Yang Dikerjakan:
Tulis ulang baris data di bawah, mulai dari baris pertama sampai baris yang memuat "intro-line: 总书记全面依法治国新理念新思想新战略，本着执法要严、 xyxy=(110,249,684,270)". Ganti "intro-line" dengan "intro-paragraph" dan biarkan semua bagian lain tetap sama.

Baris Data:
═══

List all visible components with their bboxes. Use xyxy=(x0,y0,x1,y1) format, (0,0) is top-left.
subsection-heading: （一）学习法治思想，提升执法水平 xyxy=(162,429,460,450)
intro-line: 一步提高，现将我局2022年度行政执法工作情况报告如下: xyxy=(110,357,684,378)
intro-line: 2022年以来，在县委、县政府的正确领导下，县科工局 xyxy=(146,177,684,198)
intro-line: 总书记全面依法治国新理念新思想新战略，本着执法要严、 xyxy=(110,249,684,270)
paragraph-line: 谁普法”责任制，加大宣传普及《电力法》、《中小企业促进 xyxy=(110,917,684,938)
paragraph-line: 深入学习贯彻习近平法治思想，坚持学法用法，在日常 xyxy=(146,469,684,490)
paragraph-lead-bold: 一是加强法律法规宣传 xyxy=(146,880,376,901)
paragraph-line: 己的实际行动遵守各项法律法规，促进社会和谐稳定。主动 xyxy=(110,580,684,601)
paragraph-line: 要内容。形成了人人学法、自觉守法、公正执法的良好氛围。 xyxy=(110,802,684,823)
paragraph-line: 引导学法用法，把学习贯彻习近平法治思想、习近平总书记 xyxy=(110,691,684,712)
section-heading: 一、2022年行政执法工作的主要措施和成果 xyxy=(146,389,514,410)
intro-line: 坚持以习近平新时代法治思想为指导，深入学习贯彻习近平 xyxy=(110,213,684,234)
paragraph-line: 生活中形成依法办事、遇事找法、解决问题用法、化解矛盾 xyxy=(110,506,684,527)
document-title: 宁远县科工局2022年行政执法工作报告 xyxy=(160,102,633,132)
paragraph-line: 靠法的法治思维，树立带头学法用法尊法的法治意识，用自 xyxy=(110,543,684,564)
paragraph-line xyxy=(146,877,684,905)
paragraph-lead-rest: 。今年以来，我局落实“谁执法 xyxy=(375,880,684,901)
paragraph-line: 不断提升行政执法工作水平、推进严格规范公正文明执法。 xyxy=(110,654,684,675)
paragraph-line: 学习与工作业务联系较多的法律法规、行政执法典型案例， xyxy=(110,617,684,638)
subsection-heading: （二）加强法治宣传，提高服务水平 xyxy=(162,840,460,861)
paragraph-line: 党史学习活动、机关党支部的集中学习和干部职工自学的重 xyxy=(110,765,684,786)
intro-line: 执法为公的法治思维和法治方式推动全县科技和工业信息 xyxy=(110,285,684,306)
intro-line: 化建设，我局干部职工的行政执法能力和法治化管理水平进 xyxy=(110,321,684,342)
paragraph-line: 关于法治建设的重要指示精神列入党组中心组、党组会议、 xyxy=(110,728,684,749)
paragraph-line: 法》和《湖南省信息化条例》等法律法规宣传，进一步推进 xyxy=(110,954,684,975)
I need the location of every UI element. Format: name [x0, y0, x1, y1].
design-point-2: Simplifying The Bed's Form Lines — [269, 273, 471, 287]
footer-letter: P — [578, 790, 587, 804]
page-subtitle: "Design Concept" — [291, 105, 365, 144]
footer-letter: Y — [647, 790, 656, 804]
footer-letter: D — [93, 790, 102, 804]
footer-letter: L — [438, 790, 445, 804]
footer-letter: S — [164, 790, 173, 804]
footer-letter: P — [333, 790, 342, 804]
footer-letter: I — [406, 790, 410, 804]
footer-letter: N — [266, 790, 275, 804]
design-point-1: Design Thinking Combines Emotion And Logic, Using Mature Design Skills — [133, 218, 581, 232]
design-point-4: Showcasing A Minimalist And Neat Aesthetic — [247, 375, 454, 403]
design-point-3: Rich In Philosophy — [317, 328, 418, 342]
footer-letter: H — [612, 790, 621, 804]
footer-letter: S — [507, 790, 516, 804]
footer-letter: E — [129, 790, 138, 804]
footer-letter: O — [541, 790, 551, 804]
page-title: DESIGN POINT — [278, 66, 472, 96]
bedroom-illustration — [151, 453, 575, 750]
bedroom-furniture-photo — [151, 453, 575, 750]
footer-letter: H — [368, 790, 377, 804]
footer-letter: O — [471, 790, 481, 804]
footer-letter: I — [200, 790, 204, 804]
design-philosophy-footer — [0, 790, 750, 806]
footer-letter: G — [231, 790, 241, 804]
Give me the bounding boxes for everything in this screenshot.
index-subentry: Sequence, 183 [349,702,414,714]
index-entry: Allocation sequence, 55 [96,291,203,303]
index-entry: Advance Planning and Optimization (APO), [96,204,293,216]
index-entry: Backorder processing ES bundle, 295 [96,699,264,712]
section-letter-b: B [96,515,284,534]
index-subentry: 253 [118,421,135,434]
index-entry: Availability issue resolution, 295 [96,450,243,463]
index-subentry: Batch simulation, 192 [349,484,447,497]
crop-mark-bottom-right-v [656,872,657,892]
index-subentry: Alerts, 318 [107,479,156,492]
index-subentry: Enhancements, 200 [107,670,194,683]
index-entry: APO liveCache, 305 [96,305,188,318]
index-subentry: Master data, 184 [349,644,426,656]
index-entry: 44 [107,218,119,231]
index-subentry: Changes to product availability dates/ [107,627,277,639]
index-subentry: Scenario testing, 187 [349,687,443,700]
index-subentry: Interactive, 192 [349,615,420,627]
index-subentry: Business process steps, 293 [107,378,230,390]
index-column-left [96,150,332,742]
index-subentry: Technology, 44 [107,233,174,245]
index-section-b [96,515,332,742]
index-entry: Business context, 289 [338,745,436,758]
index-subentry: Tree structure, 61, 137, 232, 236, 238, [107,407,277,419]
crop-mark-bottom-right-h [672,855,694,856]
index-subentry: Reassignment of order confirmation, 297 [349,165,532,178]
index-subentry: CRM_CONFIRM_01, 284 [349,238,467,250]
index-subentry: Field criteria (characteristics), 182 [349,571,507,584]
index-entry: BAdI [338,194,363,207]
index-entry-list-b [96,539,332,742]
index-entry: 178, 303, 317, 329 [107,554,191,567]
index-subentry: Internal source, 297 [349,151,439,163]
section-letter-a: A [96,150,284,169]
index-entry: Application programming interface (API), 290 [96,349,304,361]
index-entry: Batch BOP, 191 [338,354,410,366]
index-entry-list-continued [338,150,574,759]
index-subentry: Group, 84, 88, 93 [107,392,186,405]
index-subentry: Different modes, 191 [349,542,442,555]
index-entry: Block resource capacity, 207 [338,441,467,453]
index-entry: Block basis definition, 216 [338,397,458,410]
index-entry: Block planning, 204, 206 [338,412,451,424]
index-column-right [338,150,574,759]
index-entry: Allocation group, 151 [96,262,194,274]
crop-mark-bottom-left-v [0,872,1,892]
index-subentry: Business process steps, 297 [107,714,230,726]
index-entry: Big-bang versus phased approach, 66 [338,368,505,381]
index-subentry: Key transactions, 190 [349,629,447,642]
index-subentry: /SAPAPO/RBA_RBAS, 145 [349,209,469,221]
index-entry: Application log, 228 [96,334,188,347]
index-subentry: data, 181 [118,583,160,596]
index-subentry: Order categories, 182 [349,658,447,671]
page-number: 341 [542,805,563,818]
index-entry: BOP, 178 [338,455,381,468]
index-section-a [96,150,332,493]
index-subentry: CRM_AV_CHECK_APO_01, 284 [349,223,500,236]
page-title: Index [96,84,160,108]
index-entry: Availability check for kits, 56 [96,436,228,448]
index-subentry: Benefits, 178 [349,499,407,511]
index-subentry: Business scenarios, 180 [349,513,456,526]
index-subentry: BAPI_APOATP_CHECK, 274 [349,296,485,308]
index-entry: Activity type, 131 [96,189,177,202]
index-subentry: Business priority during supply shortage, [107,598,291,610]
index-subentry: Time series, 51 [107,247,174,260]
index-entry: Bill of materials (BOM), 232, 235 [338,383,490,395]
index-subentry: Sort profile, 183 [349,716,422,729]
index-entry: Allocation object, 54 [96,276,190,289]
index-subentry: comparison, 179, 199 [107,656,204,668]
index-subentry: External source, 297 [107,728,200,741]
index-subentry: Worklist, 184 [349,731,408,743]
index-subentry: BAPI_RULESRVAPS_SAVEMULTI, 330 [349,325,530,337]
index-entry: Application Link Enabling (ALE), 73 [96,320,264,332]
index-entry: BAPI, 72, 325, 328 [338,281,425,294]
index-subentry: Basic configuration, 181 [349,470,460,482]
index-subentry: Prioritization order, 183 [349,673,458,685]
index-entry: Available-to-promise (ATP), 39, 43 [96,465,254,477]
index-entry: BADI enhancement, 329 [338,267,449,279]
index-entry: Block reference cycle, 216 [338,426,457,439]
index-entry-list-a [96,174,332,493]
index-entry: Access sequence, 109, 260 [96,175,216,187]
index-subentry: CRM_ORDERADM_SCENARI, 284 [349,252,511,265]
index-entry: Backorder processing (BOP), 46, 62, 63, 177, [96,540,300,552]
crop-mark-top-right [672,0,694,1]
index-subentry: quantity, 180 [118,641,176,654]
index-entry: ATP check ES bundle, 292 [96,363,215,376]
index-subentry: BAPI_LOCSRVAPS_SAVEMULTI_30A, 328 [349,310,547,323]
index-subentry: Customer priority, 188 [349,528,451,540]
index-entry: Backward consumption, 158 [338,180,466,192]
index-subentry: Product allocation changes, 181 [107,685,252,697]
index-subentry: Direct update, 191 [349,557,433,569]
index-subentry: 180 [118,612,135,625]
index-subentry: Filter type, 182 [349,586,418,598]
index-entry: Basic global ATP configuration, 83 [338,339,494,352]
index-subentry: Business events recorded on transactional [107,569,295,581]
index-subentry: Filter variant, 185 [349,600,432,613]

═══

Jawaban Lengkap:
List all visible components with their bboxes. Use xyxy=(x0,y0,x1,y1) format, (0,0) is top-left.
subsection-heading: （一）学习法治思想，提升执法水平 xyxy=(162,429,460,450)
intro-paragraph: 一步提高，现将我局2022年度行政执法工作情况报告如下: xyxy=(110,357,684,378)
intro-paragraph: 2022年以来，在县委、县政府的正确领导下，县科工局 xyxy=(146,177,684,198)
intro-paragraph: 总书记全面依法治国新理念新思想新战略，本着执法要严、 xyxy=(110,249,684,270)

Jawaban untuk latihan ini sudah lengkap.